(Saved entries)
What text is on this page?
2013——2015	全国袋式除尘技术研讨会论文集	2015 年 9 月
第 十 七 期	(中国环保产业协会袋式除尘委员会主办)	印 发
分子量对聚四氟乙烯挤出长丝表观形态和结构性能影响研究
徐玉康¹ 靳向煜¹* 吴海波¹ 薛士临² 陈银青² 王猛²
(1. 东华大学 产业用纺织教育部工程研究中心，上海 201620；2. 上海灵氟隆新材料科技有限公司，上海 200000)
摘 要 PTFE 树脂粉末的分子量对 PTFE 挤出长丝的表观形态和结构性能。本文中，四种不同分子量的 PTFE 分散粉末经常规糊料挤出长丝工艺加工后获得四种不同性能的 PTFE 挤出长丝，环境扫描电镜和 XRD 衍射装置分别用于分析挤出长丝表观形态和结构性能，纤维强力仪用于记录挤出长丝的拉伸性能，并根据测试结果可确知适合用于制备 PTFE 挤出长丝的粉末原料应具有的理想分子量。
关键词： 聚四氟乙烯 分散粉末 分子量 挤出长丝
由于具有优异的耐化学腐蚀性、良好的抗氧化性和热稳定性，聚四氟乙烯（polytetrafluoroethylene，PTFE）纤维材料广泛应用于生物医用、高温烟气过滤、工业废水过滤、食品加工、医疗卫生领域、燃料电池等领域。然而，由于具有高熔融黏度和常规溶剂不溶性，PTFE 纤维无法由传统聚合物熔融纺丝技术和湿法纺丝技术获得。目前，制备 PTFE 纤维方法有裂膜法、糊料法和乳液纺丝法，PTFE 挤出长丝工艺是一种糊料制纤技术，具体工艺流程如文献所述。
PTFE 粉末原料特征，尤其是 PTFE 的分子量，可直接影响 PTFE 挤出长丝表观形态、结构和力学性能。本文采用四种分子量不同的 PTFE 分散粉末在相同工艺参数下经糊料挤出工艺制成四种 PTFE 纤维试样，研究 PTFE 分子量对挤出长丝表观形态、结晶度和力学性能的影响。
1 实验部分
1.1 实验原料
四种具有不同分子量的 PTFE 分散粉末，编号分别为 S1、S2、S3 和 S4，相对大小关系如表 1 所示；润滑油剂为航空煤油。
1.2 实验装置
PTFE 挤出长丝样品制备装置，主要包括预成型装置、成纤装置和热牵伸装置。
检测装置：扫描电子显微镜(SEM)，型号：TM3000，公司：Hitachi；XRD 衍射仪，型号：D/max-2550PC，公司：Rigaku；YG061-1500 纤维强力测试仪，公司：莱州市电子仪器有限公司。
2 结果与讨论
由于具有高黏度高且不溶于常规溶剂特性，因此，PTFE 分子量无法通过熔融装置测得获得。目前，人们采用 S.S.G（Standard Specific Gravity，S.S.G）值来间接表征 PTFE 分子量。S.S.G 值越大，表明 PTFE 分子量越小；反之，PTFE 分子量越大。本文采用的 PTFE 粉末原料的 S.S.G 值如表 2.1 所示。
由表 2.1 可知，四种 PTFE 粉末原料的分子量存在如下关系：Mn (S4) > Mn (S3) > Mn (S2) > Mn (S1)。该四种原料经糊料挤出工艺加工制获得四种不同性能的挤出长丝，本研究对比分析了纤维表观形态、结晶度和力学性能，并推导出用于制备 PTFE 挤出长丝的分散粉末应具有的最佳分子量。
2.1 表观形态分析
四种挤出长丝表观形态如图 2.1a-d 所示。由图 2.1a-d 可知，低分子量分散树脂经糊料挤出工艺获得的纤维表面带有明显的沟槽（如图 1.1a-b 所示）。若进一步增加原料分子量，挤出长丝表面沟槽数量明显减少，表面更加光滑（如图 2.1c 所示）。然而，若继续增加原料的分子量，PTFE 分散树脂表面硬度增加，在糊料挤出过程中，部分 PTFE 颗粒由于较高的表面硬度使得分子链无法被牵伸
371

Goal of the exercise: Copy every record exactly, with nothing added or dropped.

The output:
What text is on this page?
2013——2015	全国袋式除尘技术研讨会论文集	2015 年 9 月
第 十 七 期	(中国环保产业协会袋式除尘委员会主办)	印 发
分子量对聚四氟乙烯挤出长丝表观形态和结构性能影响研究
徐玉康¹ 靳向煜¹* 吴海波¹ 薛士临² 陈银青² 王猛²
(1. 东华大学 产业用纺织教育部工程研究中心，上海 201620；2. 上海灵氟隆新材料科技有限公司，上海 200000)
摘 要 PTFE 树脂粉末的分子量对 PTFE 挤出长丝的表观形态和结构性能。本文中，四种不同分子量的 PTFE 分散粉末经常规糊料挤出长丝工艺加工后获得四种不同性能的 PTFE 挤出长丝，环境扫描电镜和 XRD 衍射装置分别用于分析挤出长丝表观形态和结构性能，纤维强力仪用于记录挤出长丝的拉伸性能，并根据测试结果可确知适合用于制备 PTFE 挤出长丝的粉末原料应具有的理想分子量。
关键词： 聚四氟乙烯 分散粉末 分子量 挤出长丝
由于具有优异的耐化学腐蚀性、良好的抗氧化性和热稳定性，聚四氟乙烯（polytetrafluoroethylene，PTFE）纤维材料广泛应用于生物医用、高温烟气过滤、工业废水过滤、食品加工、医疗卫生领域、燃料电池等领域。然而，由于具有高熔融黏度和常规溶剂不溶性，PTFE 纤维无法由传统聚合物熔融纺丝技术和湿法纺丝技术获得。目前，制备 PTFE 纤维方法有裂膜法、糊料法和乳液纺丝法，PTFE 挤出长丝工艺是一种糊料制纤技术，具体工艺流程如文献所述。
PTFE 粉末原料特征，尤其是 PTFE 的分子量，可直接影响 PTFE 挤出长丝表观形态、结构和力学性能。本文采用四种分子量不同的 PTFE 分散粉末在相同工艺参数下经糊料挤出工艺制成四种 PTFE 纤维试样，研究 PTFE 分子量对挤出长丝表观形态、结晶度和力学性能的影响。
1 实验部分
1.1 实验原料
四种具有不同分子量的 PTFE 分散粉末，编号分别为 S1、S2、S3 和 S4，相对大小关系如表 1 所示；润滑油剂为航空煤油。
1.2 实验装置
PTFE 挤出长丝样品制备装置，主要包括预成型装置、成纤装置和热牵伸装置。
检测装置：扫描电子显微镜(SEM)，型号：TM3000，公司：Hitachi；XRD 衍射仪，型号：D/max-2550PC，公司：Rigaku；YG061-1500 纤维强力测试仪，公司：莱州市电子仪器有限公司。
2 结果与讨论
由于具有高黏度高且不溶于常规溶剂特性，因此，PTFE 分子量无法通过熔融装置测得获得。目前，人们采用 S.S.G（Standard Specific Gravity，S.S.G）值来间接表征 PTFE 分子量。S.S.G 值越大，表明 PTFE 分子量越小；反之，PTFE 分子量越大。本文采用的 PTFE 粉末原料的 S.S.G 值如表 2.1 所示。
由表 2.1 可知，四种 PTFE 粉末原料的分子量存在如下关系：Mn (S4) > Mn (S3) > Mn (S2) > Mn (S1)。该四种原料经糊料挤出工艺加工制获得四种不同性能的挤出长丝，本研究对比分析了纤维表观形态、结晶度和力学性能，并推导出用于制备 PTFE 挤出长丝的分散粉末应具有的最佳分子量。
2.1 表观形态分析
四种挤出长丝表观形态如图 2.1a-d 所示。由图 2.1a-d 可知，低分子量分散树脂经糊料挤出工艺获得的纤维表面带有明显的沟槽（如图 1.1a-b 所示）。若进一步增加原料分子量，挤出长丝表面沟槽数量明显减少，表面更加光滑（如图 2.1c 所示）。然而，若继续增加原料的分子量，PTFE 分散树脂表面硬度增加，在糊料挤出过程中，部分 PTFE 颗粒由于较高的表面硬度使得分子链无法被牵伸
371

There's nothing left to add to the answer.